(begin)

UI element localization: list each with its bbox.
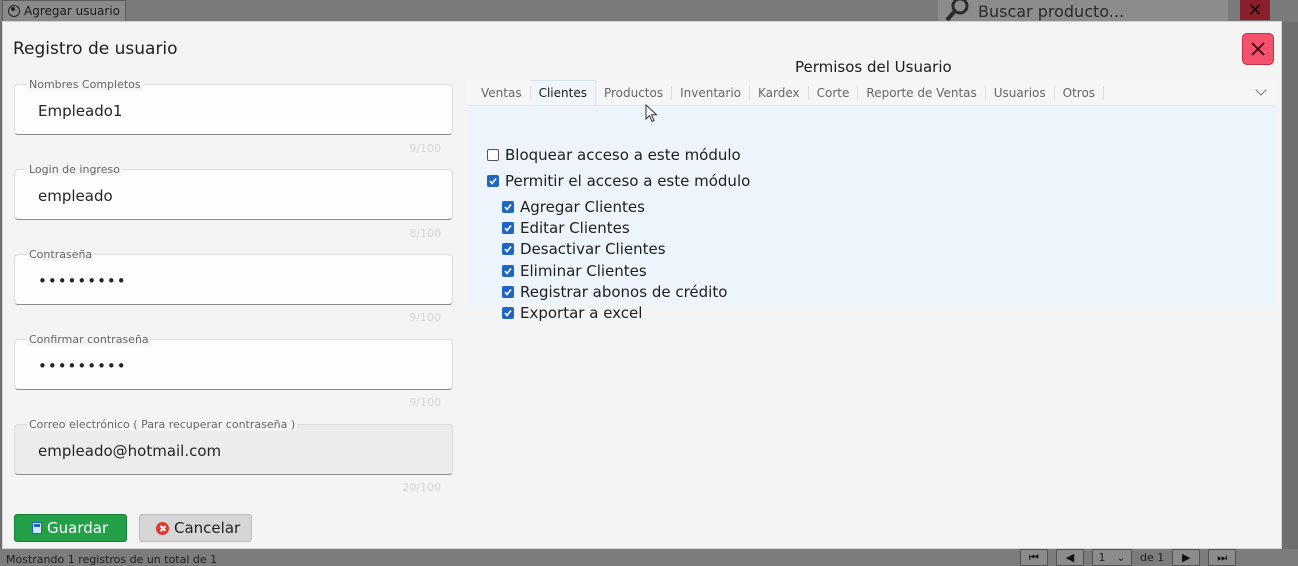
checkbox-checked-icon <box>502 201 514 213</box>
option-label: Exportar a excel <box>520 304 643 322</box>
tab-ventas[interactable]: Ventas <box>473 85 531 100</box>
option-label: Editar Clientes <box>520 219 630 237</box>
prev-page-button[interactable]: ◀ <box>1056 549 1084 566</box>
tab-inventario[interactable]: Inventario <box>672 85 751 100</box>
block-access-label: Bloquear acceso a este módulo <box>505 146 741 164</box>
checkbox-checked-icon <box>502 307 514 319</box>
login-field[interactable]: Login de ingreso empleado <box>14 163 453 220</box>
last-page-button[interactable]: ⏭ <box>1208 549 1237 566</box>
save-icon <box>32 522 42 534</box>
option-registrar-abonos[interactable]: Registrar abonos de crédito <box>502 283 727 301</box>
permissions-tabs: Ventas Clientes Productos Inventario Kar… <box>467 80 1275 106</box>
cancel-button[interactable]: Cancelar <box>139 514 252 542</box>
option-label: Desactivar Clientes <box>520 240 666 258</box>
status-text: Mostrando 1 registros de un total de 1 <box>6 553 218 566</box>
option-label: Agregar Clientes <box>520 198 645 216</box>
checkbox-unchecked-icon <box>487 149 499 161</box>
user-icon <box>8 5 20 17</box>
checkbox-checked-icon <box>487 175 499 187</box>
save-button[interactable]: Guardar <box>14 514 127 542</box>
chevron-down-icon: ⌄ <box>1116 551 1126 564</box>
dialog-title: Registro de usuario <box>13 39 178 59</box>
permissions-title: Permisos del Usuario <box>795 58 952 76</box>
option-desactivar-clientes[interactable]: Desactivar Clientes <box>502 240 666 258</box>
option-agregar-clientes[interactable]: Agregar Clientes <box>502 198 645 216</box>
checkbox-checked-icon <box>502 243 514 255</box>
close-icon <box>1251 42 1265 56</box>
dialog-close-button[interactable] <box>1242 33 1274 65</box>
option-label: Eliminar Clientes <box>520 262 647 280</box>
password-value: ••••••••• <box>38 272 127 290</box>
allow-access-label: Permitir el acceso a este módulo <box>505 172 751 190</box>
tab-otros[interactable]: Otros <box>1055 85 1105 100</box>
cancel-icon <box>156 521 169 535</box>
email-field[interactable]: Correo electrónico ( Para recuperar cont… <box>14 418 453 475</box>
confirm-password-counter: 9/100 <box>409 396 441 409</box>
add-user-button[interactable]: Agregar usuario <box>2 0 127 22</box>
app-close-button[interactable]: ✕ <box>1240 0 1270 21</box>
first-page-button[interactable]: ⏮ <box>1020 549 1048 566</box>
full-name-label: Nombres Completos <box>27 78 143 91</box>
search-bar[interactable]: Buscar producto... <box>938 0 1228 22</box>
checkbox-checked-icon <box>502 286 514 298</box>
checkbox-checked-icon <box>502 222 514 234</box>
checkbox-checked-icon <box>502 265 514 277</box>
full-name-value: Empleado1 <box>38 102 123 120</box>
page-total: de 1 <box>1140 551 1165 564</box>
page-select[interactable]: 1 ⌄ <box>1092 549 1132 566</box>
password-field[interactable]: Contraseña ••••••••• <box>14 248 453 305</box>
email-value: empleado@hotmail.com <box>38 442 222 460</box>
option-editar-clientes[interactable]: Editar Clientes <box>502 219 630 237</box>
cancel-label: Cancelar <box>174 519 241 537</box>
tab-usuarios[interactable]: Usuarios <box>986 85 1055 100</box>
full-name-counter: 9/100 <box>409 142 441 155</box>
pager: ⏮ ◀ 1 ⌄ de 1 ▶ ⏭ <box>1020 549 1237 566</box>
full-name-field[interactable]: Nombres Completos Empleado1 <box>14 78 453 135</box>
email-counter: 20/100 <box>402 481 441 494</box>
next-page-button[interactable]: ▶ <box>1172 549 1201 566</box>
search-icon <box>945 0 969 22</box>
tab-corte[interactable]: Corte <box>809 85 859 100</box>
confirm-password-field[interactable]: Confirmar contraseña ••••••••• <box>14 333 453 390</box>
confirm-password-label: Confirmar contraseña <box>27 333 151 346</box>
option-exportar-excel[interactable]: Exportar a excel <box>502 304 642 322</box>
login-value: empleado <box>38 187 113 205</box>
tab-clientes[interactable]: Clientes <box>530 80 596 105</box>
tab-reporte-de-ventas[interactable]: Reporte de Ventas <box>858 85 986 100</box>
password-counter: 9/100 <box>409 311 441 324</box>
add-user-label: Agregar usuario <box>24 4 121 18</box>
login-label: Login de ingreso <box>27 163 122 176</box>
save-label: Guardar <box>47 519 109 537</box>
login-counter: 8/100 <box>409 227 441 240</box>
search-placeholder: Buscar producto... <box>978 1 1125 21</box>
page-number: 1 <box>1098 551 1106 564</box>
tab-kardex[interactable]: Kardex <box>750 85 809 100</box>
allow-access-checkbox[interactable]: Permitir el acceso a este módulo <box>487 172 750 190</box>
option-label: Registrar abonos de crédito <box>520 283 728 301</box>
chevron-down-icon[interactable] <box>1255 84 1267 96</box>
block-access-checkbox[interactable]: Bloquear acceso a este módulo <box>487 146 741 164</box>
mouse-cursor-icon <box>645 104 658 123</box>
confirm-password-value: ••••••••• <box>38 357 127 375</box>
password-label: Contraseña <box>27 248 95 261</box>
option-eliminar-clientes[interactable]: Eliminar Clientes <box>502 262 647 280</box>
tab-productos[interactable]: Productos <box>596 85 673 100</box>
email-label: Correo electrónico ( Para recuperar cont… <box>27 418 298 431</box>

(end)

- [PROMPT]
Reproduce every item above line for line, character for character, and omit the pictures.

- [OUTPUT FOR THIS EXERCISE]
UI element localization: list each with its bbox.
checkbox-checked-icon <box>502 201 514 213</box>
option-label: Exportar a excel <box>520 304 643 322</box>
tab-ventas[interactable]: Ventas <box>473 85 531 100</box>
option-label: Editar Clientes <box>520 219 630 237</box>
prev-page-button[interactable]: ◀ <box>1056 549 1084 566</box>
tab-inventario[interactable]: Inventario <box>672 85 751 100</box>
block-access-label: Bloquear acceso a este módulo <box>505 146 741 164</box>
checkbox-checked-icon <box>502 307 514 319</box>
login-field[interactable]: Login de ingreso empleado <box>14 163 453 220</box>
last-page-button[interactable]: ⏭ <box>1208 549 1237 566</box>
save-icon <box>32 522 42 534</box>
option-registrar-abonos[interactable]: Registrar abonos de crédito <box>502 283 727 301</box>
permissions-tabs: Ventas Clientes Productos Inventario Kar… <box>467 80 1275 106</box>
cancel-button[interactable]: Cancelar <box>139 514 252 542</box>
option-label: Desactivar Clientes <box>520 240 666 258</box>
status-text: Mostrando 1 registros de un total de 1 <box>6 553 218 566</box>
option-label: Agregar Clientes <box>520 198 645 216</box>
checkbox-unchecked-icon <box>487 149 499 161</box>
user-icon <box>8 5 20 17</box>
checkbox-checked-icon <box>487 175 499 187</box>
save-button[interactable]: Guardar <box>14 514 127 542</box>
chevron-down-icon: ⌄ <box>1116 551 1126 564</box>
dialog-title: Registro de usuario <box>13 39 178 59</box>
permissions-title: Permisos del Usuario <box>795 58 952 76</box>
option-desactivar-clientes[interactable]: Desactivar Clientes <box>502 240 666 258</box>
option-agregar-clientes[interactable]: Agregar Clientes <box>502 198 645 216</box>
checkbox-checked-icon <box>502 243 514 255</box>
close-icon <box>1251 42 1265 56</box>
dialog-close-button[interactable] <box>1242 33 1274 65</box>
option-label: Eliminar Clientes <box>520 262 647 280</box>
password-value: ••••••••• <box>38 272 127 290</box>
allow-access-label: Permitir el acceso a este módulo <box>505 172 751 190</box>
tab-otros[interactable]: Otros <box>1055 85 1105 100</box>
cancel-icon <box>156 521 169 535</box>
email-field[interactable]: Correo electrónico ( Para recuperar cont… <box>14 418 453 475</box>
confirm-password-counter: 9/100 <box>409 396 441 409</box>
add-user-button[interactable]: Agregar usuario <box>2 0 127 22</box>
app-close-button[interactable]: ✕ <box>1240 0 1270 21</box>
first-page-button[interactable]: ⏮ <box>1020 549 1048 566</box>
full-name-label: Nombres Completos <box>27 78 143 91</box>
search-bar[interactable]: Buscar producto... <box>938 0 1228 22</box>
checkbox-checked-icon <box>502 286 514 298</box>
checkbox-checked-icon <box>502 222 514 234</box>
checkbox-checked-icon <box>502 265 514 277</box>
full-name-value: Empleado1 <box>38 102 123 120</box>
page-total: de 1 <box>1140 551 1165 564</box>
page-select[interactable]: 1 ⌄ <box>1092 549 1132 566</box>
password-field[interactable]: Contraseña ••••••••• <box>14 248 453 305</box>
email-value: empleado@hotmail.com <box>38 442 222 460</box>
option-editar-clientes[interactable]: Editar Clientes <box>502 219 630 237</box>
cancel-label: Cancelar <box>174 519 241 537</box>
tab-usuarios[interactable]: Usuarios <box>986 85 1055 100</box>
full-name-counter: 9/100 <box>409 142 441 155</box>
pager: ⏮ ◀ 1 ⌄ de 1 ▶ ⏭ <box>1020 549 1237 566</box>
full-name-field[interactable]: Nombres Completos Empleado1 <box>14 78 453 135</box>
email-counter: 20/100 <box>402 481 441 494</box>
next-page-button[interactable]: ▶ <box>1172 549 1201 566</box>
search-icon <box>945 0 969 22</box>
tab-corte[interactable]: Corte <box>809 85 859 100</box>
confirm-password-field[interactable]: Confirmar contraseña ••••••••• <box>14 333 453 390</box>
confirm-password-label: Confirmar contraseña <box>27 333 151 346</box>
option-exportar-excel[interactable]: Exportar a excel <box>502 304 642 322</box>
login-value: empleado <box>38 187 113 205</box>
tab-clientes[interactable]: Clientes <box>530 80 596 105</box>
tab-reporte-de-ventas[interactable]: Reporte de Ventas <box>858 85 986 100</box>
password-counter: 9/100 <box>409 311 441 324</box>
add-user-label: Agregar usuario <box>24 4 121 18</box>
login-label: Login de ingreso <box>27 163 122 176</box>
save-label: Guardar <box>47 519 109 537</box>
login-counter: 8/100 <box>409 227 441 240</box>
search-placeholder: Buscar producto... <box>978 1 1125 21</box>
page-number: 1 <box>1098 551 1106 564</box>
tab-kardex[interactable]: Kardex <box>750 85 809 100</box>
allow-access-checkbox[interactable]: Permitir el acceso a este módulo <box>487 172 750 190</box>
option-label: Registrar abonos de crédito <box>520 283 728 301</box>
chevron-down-icon[interactable] <box>1255 84 1267 96</box>
block-access-checkbox[interactable]: Bloquear acceso a este módulo <box>487 146 741 164</box>
mouse-cursor-icon <box>645 104 658 123</box>
confirm-password-value: ••••••••• <box>38 357 127 375</box>
password-label: Contraseña <box>27 248 95 261</box>
option-eliminar-clientes[interactable]: Eliminar Clientes <box>502 262 647 280</box>
tab-productos[interactable]: Productos <box>596 85 673 100</box>
email-label: Correo electrónico ( Para recuperar cont… <box>27 418 298 431</box>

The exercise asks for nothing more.